> [Description of the task]
Return all of the data exactly as given.

> [Data entries]
= = = =

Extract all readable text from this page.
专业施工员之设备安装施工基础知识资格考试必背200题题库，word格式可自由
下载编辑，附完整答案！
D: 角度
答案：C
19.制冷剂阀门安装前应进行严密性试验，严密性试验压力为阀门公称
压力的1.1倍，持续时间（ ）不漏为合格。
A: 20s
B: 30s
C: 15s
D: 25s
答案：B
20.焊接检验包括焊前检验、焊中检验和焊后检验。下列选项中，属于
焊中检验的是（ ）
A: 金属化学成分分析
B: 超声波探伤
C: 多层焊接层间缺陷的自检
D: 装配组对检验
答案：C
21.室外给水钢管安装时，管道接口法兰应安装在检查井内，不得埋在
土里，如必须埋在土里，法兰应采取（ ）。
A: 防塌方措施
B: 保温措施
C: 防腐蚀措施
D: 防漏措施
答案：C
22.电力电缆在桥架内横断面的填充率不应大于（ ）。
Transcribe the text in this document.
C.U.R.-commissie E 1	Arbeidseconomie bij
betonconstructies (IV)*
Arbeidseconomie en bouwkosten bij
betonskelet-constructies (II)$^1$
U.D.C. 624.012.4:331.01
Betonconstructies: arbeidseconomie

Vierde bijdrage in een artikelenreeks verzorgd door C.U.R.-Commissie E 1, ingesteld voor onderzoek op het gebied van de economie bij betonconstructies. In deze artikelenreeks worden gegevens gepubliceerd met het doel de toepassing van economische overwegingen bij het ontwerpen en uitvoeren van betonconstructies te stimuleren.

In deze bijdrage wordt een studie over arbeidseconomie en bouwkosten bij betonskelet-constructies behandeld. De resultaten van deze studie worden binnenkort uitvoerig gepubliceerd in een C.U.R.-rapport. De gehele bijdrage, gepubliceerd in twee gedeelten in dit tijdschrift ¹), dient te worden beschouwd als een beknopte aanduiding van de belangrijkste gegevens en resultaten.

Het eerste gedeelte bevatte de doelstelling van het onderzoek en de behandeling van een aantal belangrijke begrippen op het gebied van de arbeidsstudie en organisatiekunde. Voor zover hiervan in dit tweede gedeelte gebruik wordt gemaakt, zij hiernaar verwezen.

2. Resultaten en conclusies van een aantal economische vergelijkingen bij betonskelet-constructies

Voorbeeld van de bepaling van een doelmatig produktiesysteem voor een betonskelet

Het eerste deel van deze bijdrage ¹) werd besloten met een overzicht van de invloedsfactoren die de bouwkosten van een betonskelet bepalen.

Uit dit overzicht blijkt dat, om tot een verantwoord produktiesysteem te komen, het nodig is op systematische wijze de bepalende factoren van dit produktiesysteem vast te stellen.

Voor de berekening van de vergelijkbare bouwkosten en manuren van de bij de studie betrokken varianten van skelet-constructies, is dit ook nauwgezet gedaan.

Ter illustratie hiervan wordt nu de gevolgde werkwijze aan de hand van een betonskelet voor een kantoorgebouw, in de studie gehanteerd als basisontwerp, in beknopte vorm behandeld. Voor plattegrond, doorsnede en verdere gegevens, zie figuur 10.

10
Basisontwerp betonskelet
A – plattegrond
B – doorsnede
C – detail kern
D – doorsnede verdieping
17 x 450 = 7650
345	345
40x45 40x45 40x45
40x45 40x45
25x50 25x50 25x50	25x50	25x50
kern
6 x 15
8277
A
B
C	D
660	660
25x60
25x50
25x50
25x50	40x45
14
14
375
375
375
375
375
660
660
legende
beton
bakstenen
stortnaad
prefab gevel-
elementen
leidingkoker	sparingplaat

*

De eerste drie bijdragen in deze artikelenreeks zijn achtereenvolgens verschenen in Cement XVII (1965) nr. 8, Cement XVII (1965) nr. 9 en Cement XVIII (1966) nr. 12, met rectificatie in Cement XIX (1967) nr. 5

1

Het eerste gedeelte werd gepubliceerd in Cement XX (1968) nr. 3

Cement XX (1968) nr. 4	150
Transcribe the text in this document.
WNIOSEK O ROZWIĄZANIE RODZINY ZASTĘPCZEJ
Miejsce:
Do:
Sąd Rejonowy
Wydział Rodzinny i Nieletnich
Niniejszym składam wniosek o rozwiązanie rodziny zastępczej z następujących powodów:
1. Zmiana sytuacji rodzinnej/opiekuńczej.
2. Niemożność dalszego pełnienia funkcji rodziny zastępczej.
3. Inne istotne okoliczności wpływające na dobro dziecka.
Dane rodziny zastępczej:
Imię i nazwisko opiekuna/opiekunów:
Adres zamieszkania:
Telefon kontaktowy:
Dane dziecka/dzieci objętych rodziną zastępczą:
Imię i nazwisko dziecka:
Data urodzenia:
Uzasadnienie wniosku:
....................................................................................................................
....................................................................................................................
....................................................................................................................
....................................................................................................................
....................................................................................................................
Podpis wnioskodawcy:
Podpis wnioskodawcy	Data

= = = =

> [Solution to this problem]
Extract all readable text from this page.
专业施工员之设备安装施工基础知识资格考试必背200题题库，word格式可自由
下载编辑，附完整答案！
D: 角度
答案：C
19.制冷剂阀门安装前应进行严密性试验，严密性试验压力为阀门公称
压力的1.1倍，持续时间（ ）不漏为合格。
A: 20s
B: 30s
C: 15s
D: 25s
答案：B
20.焊接检验包括焊前检验、焊中检验和焊后检验。下列选项中，属于
焊中检验的是（ ）
A: 金属化学成分分析
B: 超声波探伤
C: 多层焊接层间缺陷的自检
D: 装配组对检验
答案：C
21.室外给水钢管安装时，管道接口法兰应安装在检查井内，不得埋在
土里，如必须埋在土里，法兰应采取（ ）。
A: 防塌方措施
B: 保温措施
C: 防腐蚀措施
D: 防漏措施
答案：C
22.电力电缆在桥架内横断面的填充率不应大于（ ）。
Transcribe the text in this document.
C.U.R.-commissie E 1	Arbeidseconomie bij
betonconstructies (IV)*
Arbeidseconomie en bouwkosten bij
betonskelet-constructies (II)$^1$
U.D.C. 624.012.4:331.01
Betonconstructies: arbeidseconomie

Vierde bijdrage in een artikelenreeks verzorgd door C.U.R.-Commissie E 1, ingesteld voor onderzoek op het gebied van de economie bij betonconstructies. In deze artikelenreeks worden gegevens gepubliceerd met het doel de toepassing van economische overwegingen bij het ontwerpen en uitvoeren van betonconstructies te stimuleren.

In deze bijdrage wordt een studie over arbeidseconomie en bouwkosten bij betonskelet-constructies behandeld. De resultaten van deze studie worden binnenkort uitvoerig gepubliceerd in een C.U.R.-rapport. De gehele bijdrage, gepubliceerd in twee gedeelten in dit tijdschrift ¹), dient te worden beschouwd als een beknopte aanduiding van de belangrijkste gegevens en resultaten.

Het eerste gedeelte bevatte de doelstelling van het onderzoek en de behandeling van een aantal belangrijke begrippen op het gebied van de arbeidsstudie en organisatiekunde. Voor zover hiervan in dit tweede gedeelte gebruik wordt gemaakt, zij hiernaar verwezen.

2. Resultaten en conclusies van een aantal economische vergelijkingen bij betonskelet-constructies

Voorbeeld van de bepaling van een doelmatig produktiesysteem voor een betonskelet

Het eerste deel van deze bijdrage ¹) werd besloten met een overzicht van de invloedsfactoren die de bouwkosten van een betonskelet bepalen.

Uit dit overzicht blijkt dat, om tot een verantwoord produktiesysteem te komen, het nodig is op systematische wijze de bepalende factoren van dit produktiesysteem vast te stellen.

Voor de berekening van de vergelijkbare bouwkosten en manuren van de bij de studie betrokken varianten van skelet-constructies, is dit ook nauwgezet gedaan.

Ter illustratie hiervan wordt nu de gevolgde werkwijze aan de hand van een betonskelet voor een kantoorgebouw, in de studie gehanteerd als basisontwerp, in beknopte vorm behandeld. Voor plattegrond, doorsnede en verdere gegevens, zie figuur 10.

10
Basisontwerp betonskelet
A – plattegrond
B – doorsnede
C – detail kern
D – doorsnede verdieping
17 x 450 = 7650
345	345
40x45 40x45 40x45
40x45 40x45
25x50 25x50 25x50	25x50	25x50
kern
6 x 15
8277
A
B
C	D
660	660
25x60
25x50
25x50
25x50	40x45
14
14
375
375
375
375
375
660
660
legende
beton
bakstenen
stortnaad
prefab gevel-
elementen
leidingkoker	sparingplaat

*

De eerste drie bijdragen in deze artikelenreeks zijn achtereenvolgens verschenen in Cement XVII (1965) nr. 8, Cement XVII (1965) nr. 9 en Cement XVIII (1966) nr. 12, met rectificatie in Cement XIX (1967) nr. 5

1

Het eerste gedeelte werd gepubliceerd in Cement XX (1968) nr. 3

Cement XX (1968) nr. 4	150
Transcribe the text in this document.
WNIOSEK O ROZWIĄZANIE RODZINY ZASTĘPCZEJ
Miejsce:
Do:
Sąd Rejonowy
Wydział Rodzinny i Nieletnich
Niniejszym składam wniosek o rozwiązanie rodziny zastępczej z następujących powodów:
1. Zmiana sytuacji rodzinnej/opiekuńczej.
2. Niemożność dalszego pełnienia funkcji rodziny zastępczej.
3. Inne istotne okoliczności wpływające na dobro dziecka.
Dane rodziny zastępczej:
Imię i nazwisko opiekuna/opiekunów:
Adres zamieszkania:
Telefon kontaktowy:
Dane dziecka/dzieci objętych rodziną zastępczą:
Imię i nazwisko dziecka:
Data urodzenia:
Uzasadnienie wniosku:
....................................................................................................................
....................................................................................................................
....................................................................................................................
....................................................................................................................
....................................................................................................................
Podpis wnioskodawcy:
Podpis wnioskodawcy	Data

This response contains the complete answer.